[Goal of the exercise]:
Output every entry exactly as written.

--- Begin Extracted data ---

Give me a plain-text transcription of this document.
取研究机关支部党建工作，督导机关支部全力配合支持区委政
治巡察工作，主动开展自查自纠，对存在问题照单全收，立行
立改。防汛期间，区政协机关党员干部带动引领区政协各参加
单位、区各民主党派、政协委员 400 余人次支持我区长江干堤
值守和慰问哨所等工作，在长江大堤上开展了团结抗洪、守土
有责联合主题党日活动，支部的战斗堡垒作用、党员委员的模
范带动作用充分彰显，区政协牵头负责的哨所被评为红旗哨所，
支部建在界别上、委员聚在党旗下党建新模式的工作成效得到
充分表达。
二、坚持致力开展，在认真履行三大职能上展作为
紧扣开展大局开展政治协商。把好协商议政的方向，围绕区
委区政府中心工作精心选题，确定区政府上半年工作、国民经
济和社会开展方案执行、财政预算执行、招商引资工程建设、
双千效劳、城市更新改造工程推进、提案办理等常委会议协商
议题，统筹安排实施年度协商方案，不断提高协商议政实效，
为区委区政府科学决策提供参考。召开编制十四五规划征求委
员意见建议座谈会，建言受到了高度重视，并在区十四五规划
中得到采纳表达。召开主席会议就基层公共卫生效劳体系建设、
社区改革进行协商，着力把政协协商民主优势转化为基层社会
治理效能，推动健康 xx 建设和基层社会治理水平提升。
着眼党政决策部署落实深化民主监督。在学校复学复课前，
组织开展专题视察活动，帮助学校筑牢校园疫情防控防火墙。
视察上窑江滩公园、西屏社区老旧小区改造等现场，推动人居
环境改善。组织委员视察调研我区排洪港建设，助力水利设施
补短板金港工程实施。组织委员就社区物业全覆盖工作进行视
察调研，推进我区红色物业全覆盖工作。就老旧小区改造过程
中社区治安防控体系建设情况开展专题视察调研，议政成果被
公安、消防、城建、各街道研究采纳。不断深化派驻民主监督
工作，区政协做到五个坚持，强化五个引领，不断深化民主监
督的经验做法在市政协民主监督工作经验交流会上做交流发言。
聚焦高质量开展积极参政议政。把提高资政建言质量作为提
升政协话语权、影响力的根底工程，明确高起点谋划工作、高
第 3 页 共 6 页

--- End Extracted data ---

[Expected answer]:
Give me a plain-text transcription of this document.
取研究机关支部党建工作，督导机关支部全力配合支持区委政
治巡察工作，主动开展自查自纠，对存在问题照单全收，立行
立改。防汛期间，区政协机关党员干部带动引领区政协各参加
单位、区各民主党派、政协委员 400 余人次支持我区长江干堤
值守和慰问哨所等工作，在长江大堤上开展了团结抗洪、守土
有责联合主题党日活动，支部的战斗堡垒作用、党员委员的模
范带动作用充分彰显，区政协牵头负责的哨所被评为红旗哨所，
支部建在界别上、委员聚在党旗下党建新模式的工作成效得到
充分表达。
二、坚持致力开展，在认真履行三大职能上展作为
紧扣开展大局开展政治协商。把好协商议政的方向，围绕区
委区政府中心工作精心选题，确定区政府上半年工作、国民经
济和社会开展方案执行、财政预算执行、招商引资工程建设、
双千效劳、城市更新改造工程推进、提案办理等常委会议协商
议题，统筹安排实施年度协商方案，不断提高协商议政实效，
为区委区政府科学决策提供参考。召开编制十四五规划征求委
员意见建议座谈会，建言受到了高度重视，并在区十四五规划
中得到采纳表达。召开主席会议就基层公共卫生效劳体系建设、
社区改革进行协商，着力把政协协商民主优势转化为基层社会
治理效能，推动健康 xx 建设和基层社会治理水平提升。
着眼党政决策部署落实深化民主监督。在学校复学复课前，
组织开展专题视察活动，帮助学校筑牢校园疫情防控防火墙。
视察上窑江滩公园、西屏社区老旧小区改造等现场，推动人居
环境改善。组织委员视察调研我区排洪港建设，助力水利设施
补短板金港工程实施。组织委员就社区物业全覆盖工作进行视
察调研，推进我区红色物业全覆盖工作。就老旧小区改造过程
中社区治安防控体系建设情况开展专题视察调研，议政成果被
公安、消防、城建、各街道研究采纳。不断深化派驻民主监督
工作，区政协做到五个坚持，强化五个引领，不断深化民主监
督的经验做法在市政协民主监督工作经验交流会上做交流发言。
聚焦高质量开展积极参政议政。把提高资政建言质量作为提
升政协话语权、影响力的根底工程，明确高起点谋划工作、高
第 3 页 共 6 页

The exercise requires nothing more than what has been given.